### TAREFA:
Por favor, retome a reportagem sobre os depósitos ao desembargador Ivo de Almeida e continue-a a partir da última frase apresentada.

### TEXTO FORNECIDO:

Servidor do TJ diz à PF que depósitos para desembargador eram doação de cestas básicas
Citado em meio à investigação da Operação Churrascada sobre suposto esquema de rachadinha no gabinete do desembargador Ivo de Almeida, do Tribunal de Justiça de São Paulo, o servidor Marcos Alberto Ferreira Ortiz informou a Polícia Federal que as transferências que fez para o magistrado estão ligadas a uma campanha de doação de cestas básicas realizada em meio à pandemia. Ortiz relatou que o desembargador comprou as cestas básicas e ele o reembolsou com o dinheiro arrecadado junto a outros magistrados e servidores da Seção Criminal da Corte estadual.
Chefe de seção judiciária, Ortiz depôs no inquérito da Operação Churrascada, que investiga um suposto esquema de venda de sentenças que teria se instalado no gabinete de Ivo de Almeida, presidente da 1.ª Câmara Criminal do TJ – desde junho, o desembargador está afastado das funções por ordem do ministro Og Fernandes, relator da Churrascada no Superior Tribunal de Justiça.
O depoimento de Ortiz instala uma barreira à frente de um ponto crucial da Churrascada porque esvazia a versão sobre esquema de rachadinha no gabinete de Ivo de Almeida.
Como mostrou o Estadão, os federais passaram a suspeitar da divisão de dinheiro a partir da quebra do sigilo bancário do desembargador que revelou depósitos fracionados de R$ 641 mil no período entre fevereiro de 2016 e setembro de 2022.
A PF verificou que a data dos depósitos era coincidente com o dia de vencimento da fatura dos cartões de crédito e de outros boletos do magistrado. Os repasses foram realizados por Ortiz e por Silvia Rodrigues, assistente jurídica.

### DADOS FORNECIDOS:

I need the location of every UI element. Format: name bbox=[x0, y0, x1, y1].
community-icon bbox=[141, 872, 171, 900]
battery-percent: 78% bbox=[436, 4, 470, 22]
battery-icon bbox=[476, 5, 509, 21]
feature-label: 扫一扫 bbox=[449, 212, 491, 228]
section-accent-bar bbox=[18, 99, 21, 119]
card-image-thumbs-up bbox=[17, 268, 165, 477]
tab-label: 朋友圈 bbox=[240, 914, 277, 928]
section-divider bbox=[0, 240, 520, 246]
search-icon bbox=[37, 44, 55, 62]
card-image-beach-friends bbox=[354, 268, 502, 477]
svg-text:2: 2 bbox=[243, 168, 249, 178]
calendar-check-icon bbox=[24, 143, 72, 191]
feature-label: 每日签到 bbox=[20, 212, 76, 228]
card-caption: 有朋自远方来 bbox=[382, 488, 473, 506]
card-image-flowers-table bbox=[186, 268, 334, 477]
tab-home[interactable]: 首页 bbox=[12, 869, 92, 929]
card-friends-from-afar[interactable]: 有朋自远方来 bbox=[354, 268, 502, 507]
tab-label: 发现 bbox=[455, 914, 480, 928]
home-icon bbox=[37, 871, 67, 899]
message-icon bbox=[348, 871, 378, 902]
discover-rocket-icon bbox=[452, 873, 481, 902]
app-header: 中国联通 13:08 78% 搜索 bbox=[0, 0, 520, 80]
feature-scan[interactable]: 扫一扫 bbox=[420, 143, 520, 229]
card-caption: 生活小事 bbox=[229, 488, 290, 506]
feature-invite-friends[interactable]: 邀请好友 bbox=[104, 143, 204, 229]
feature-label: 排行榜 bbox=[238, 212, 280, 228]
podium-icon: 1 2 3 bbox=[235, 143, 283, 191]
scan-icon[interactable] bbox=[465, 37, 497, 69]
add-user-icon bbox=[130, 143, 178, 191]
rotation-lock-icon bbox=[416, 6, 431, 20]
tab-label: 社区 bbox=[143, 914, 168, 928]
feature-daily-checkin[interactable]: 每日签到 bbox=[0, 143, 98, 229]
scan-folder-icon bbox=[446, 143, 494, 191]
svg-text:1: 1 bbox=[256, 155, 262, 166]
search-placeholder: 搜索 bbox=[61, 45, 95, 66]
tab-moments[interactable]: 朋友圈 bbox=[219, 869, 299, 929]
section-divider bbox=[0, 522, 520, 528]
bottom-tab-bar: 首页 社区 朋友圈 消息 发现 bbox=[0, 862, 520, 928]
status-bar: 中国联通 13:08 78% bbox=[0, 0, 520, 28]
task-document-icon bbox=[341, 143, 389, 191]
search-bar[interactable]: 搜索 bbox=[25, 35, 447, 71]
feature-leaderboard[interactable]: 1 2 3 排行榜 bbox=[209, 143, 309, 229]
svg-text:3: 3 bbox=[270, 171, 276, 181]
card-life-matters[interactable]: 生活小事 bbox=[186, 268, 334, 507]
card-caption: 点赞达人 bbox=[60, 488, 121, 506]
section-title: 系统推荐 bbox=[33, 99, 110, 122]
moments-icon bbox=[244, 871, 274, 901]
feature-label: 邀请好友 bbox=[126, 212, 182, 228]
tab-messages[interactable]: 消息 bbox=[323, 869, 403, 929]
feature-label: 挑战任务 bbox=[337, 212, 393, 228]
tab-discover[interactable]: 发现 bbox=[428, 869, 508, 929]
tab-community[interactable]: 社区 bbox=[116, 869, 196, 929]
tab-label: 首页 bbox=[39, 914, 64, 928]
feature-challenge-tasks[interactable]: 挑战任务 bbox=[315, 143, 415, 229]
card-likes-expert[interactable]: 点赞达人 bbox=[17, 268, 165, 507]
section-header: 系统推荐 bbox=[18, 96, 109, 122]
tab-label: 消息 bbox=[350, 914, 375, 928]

### RESULTADO DO EXERCÍCIO:
Marcos Ortiz iria depor à PF em julho, mas o procedimento foi adiado. No final daquele mês, ele pediu a seus advogados que juntassem aos autos da Operação Churrascada declarações “de próprio punho” sobre transações bancárias registradas entre ele e o desembargador. O documento foi juntado ao inquérito na última segunda-feira, 7.
O servidor sustenta, “de modo peremptório e taxativo”, que as operações que entraram na mira da PF estão ligadas a uma campanha de doação de cestas básicas realizada na Seção Criminal do Tribunal de Justiça de São Paulo em meio à pandemia da Covid-19.
Os beneficiários, esclareceu Ortiz, foram servidores terceirizados que “estavam vivenciando momentos de aperto financeiro, recebendo aportes apenas do auxílio emergencial, pois os contratos foram paralisados naquele momento”.
Ortiz narrou que campanhas similares são uma tradição na Seção Criminal. Segundo ele, a campanha realizada em meio ao flagelo da pandemia se destacou por ter gerado “amplo engajamento e significativa gama de contribuições”.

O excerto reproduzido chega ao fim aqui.